What to produce:
Write the listing out again, all of it, word for word.

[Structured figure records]
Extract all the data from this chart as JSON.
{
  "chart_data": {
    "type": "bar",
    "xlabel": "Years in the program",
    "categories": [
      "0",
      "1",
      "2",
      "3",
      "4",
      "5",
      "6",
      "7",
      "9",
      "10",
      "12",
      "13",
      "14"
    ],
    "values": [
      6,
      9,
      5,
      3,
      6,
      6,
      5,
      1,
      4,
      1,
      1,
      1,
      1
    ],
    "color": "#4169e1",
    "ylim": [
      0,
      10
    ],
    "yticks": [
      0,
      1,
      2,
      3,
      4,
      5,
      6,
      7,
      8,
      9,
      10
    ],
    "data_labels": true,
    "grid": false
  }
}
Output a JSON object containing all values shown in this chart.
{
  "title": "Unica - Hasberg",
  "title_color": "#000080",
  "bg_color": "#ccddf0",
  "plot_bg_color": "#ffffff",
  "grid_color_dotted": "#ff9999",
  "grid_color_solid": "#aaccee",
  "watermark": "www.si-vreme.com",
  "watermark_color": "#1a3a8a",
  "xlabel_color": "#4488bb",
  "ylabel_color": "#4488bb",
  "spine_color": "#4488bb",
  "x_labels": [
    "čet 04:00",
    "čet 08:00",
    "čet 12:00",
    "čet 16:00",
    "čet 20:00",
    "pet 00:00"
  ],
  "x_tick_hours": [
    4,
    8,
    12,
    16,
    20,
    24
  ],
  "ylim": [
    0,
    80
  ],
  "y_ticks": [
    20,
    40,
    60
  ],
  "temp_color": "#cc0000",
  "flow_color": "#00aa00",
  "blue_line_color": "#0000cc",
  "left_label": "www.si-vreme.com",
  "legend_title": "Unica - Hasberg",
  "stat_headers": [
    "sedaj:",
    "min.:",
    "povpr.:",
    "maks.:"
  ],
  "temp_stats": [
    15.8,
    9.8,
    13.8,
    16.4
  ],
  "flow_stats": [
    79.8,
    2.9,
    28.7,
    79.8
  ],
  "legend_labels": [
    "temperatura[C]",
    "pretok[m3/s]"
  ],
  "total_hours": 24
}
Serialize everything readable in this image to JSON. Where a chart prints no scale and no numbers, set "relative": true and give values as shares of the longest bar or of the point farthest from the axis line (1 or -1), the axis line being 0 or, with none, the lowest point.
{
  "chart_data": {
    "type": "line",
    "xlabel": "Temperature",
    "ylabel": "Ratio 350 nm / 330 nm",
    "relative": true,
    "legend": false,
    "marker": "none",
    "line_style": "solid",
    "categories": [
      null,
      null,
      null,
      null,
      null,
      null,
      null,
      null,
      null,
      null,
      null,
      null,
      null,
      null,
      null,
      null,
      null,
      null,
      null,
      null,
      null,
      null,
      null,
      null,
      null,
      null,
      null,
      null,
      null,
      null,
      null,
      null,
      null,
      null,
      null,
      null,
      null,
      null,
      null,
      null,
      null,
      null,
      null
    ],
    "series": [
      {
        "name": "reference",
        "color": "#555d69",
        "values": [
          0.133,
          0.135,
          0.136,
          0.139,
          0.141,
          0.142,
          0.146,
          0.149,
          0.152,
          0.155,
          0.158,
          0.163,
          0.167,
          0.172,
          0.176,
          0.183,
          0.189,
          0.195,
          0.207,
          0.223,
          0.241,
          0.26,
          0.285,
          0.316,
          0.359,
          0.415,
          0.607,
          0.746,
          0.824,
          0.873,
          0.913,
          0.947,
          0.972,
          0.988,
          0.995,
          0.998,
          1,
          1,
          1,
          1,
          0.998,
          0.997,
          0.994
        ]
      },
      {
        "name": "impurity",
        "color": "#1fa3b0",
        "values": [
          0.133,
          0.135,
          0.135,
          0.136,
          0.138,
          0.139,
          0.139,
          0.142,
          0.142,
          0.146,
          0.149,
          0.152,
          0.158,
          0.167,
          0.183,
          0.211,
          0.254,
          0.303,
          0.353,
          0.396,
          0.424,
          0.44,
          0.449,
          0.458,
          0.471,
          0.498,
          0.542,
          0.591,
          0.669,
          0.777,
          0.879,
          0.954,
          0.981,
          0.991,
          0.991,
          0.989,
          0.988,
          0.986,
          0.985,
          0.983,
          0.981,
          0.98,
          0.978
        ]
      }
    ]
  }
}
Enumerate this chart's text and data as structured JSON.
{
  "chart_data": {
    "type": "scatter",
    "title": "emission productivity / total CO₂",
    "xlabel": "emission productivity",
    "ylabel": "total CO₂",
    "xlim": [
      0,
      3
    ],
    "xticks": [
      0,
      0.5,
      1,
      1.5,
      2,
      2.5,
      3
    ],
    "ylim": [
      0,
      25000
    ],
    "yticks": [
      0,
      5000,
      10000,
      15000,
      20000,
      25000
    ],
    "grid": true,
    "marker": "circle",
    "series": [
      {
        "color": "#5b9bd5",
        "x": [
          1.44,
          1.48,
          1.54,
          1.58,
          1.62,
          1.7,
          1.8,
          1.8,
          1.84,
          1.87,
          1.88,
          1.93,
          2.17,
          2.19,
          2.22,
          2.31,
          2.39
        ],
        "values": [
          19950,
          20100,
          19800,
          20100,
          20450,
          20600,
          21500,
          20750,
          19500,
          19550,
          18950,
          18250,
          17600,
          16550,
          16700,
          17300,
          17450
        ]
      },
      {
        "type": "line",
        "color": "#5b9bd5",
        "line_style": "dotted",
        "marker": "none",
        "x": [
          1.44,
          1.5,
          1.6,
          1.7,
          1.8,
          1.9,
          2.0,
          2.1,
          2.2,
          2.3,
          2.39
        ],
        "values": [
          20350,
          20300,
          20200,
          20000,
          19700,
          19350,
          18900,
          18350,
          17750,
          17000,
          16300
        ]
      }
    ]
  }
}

Exercise answer:
Extract all the data from this chart as JSON.
{
  "chart_data": {
    "type": "bar",
    "xlabel": "Years in the program",
    "categories": [
      "0",
      "1",
      "2",
      "3",
      "4",
      "5",
      "6",
      "7",
      "9",
      "10",
      "12",
      "13",
      "14"
    ],
    "values": [
      6,
      9,
      5,
      3,
      6,
      6,
      5,
      1,
      4,
      1,
      1,
      1,
      1
    ],
    "color": "#4169e1",
    "ylim": [
      0,
      10
    ],
    "yticks": [
      0,
      1,
      2,
      3,
      4,
      5,
      6,
      7,
      8,
      9,
      10
    ],
    "data_labels": true,
    "grid": false
  }
}
Output a JSON object containing all values shown in this chart.
{
  "title": "Unica - Hasberg",
  "title_color": "#000080",
  "bg_color": "#ccddf0",
  "plot_bg_color": "#ffffff",
  "grid_color_dotted": "#ff9999",
  "grid_color_solid": "#aaccee",
  "watermark": "www.si-vreme.com",
  "watermark_color": "#1a3a8a",
  "xlabel_color": "#4488bb",
  "ylabel_color": "#4488bb",
  "spine_color": "#4488bb",
  "x_labels": [
    "čet 04:00",
    "čet 08:00",
    "čet 12:00",
    "čet 16:00",
    "čet 20:00",
    "pet 00:00"
  ],
  "x_tick_hours": [
    4,
    8,
    12,
    16,
    20,
    24
  ],
  "ylim": [
    0,
    80
  ],
  "y_ticks": [
    20,
    40,
    60
  ],
  "temp_color": "#cc0000",
  "flow_color": "#00aa00",
  "blue_line_color": "#0000cc",
  "left_label": "www.si-vreme.com",
  "legend_title": "Unica - Hasberg",
  "stat_headers": [
    "sedaj:",
    "min.:",
    "povpr.:",
    "maks.:"
  ],
  "temp_stats": [
    15.8,
    9.8,
    13.8,
    16.4
  ],
  "flow_stats": [
    79.8,
    2.9,
    28.7,
    79.8
  ],
  "legend_labels": [
    "temperatura[C]",
    "pretok[m3/s]"
  ],
  "total_hours": 24
}
Serialize everything readable in this image to JSON. Where a chart prints no scale and no numbers, set "relative": true and give values as shares of the longest bar or of the point farthest from the axis line (1 or -1), the axis line being 0 or, with none, the lowest point.
{
  "chart_data": {
    "type": "line",
    "xlabel": "Temperature",
    "ylabel": "Ratio 350 nm / 330 nm",
    "relative": true,
    "legend": false,
    "marker": "none",
    "line_style": "solid",
    "categories": [
      null,
      null,
      null,
      null,
      null,
      null,
      null,
      null,
      null,
      null,
      null,
      null,
      null,
      null,
      null,
      null,
      null,
      null,
      null,
      null,
      null,
      null,
      null,
      null,
      null,
      null,
      null,
      null,
      null,
      null,
      null,
      null,
      null,
      null,
      null,
      null,
      null,
      null,
      null,
      null,
      null,
      null,
      null
    ],
    "series": [
      {
        "name": "reference",
        "color": "#555d69",
        "values": [
          0.133,
          0.135,
          0.136,
          0.139,
          0.141,
          0.142,
          0.146,
          0.149,
          0.152,
          0.155,
          0.158,
          0.163,
          0.167,
          0.172,
          0.176,
          0.183,
          0.189,
          0.195,
          0.207,
          0.223,
          0.241,
          0.26,
          0.285,
          0.316,
          0.359,
          0.415,
          0.607,
          0.746,
          0.824,
          0.873,
          0.913,
          0.947,
          0.972,
          0.988,
          0.995,
          0.998,
          1,
          1,
          1,
          1,
          0.998,
          0.997,
          0.994
        ]
      },
      {
        "name": "impurity",
        "color": "#1fa3b0",
        "values": [
          0.133,
          0.135,
          0.135,
          0.136,
          0.138,
          0.139,
          0.139,
          0.142,
          0.142,
          0.146,
          0.149,
          0.152,
          0.158,
          0.167,
          0.183,
          0.211,
          0.254,
          0.303,
          0.353,
          0.396,
          0.424,
          0.44,
          0.449,
          0.458,
          0.471,
          0.498,
          0.542,
          0.591,
          0.669,
          0.777,
          0.879,
          0.954,
          0.981,
          0.991,
          0.991,
          0.989,
          0.988,
          0.986,
          0.985,
          0.983,
          0.981,
          0.98,
          0.978
        ]
      }
    ]
  }
}
Enumerate this chart's text and data as structured JSON.
{
  "chart_data": {
    "type": "scatter",
    "title": "emission productivity / total CO₂",
    "xlabel": "emission productivity",
    "ylabel": "total CO₂",
    "xlim": [
      0,
      3
    ],
    "xticks": [
      0,
      0.5,
      1,
      1.5,
      2,
      2.5,
      3
    ],
    "ylim": [
      0,
      25000
    ],
    "yticks": [
      0,
      5000,
      10000,
      15000,
      20000,
      25000
    ],
    "grid": true,
    "marker": "circle",
    "series": [
      {
        "color": "#5b9bd5",
        "x": [
          1.44,
          1.48,
          1.54,
          1.58,
          1.62,
          1.7,
          1.8,
          1.8,
          1.84,
          1.87,
          1.88,
          1.93,
          2.17,
          2.19,
          2.22,
          2.31,
          2.39
        ],
        "values": [
          19950,
          20100,
          19800,
          20100,
          20450,
          20600,
          21500,
          20750,
          19500,
          19550,
          18950,
          18250,
          17600,
          16550,
          16700,
          17300,
          17450
        ]
      },
      {
        "type": "line",
        "color": "#5b9bd5",
        "line_style": "dotted",
        "marker": "none",
        "x": [
          1.44,
          1.5,
          1.6,
          1.7,
          1.8,
          1.9,
          2.0,
          2.1,
          2.2,
          2.3,
          2.39
        ],
        "values": [
          20350,
          20300,
          20200,
          20000,
          19700,
          19350,
          18900,
          18350,
          17750,
          17000,
          16300
        ]
      }
    ]
  }
}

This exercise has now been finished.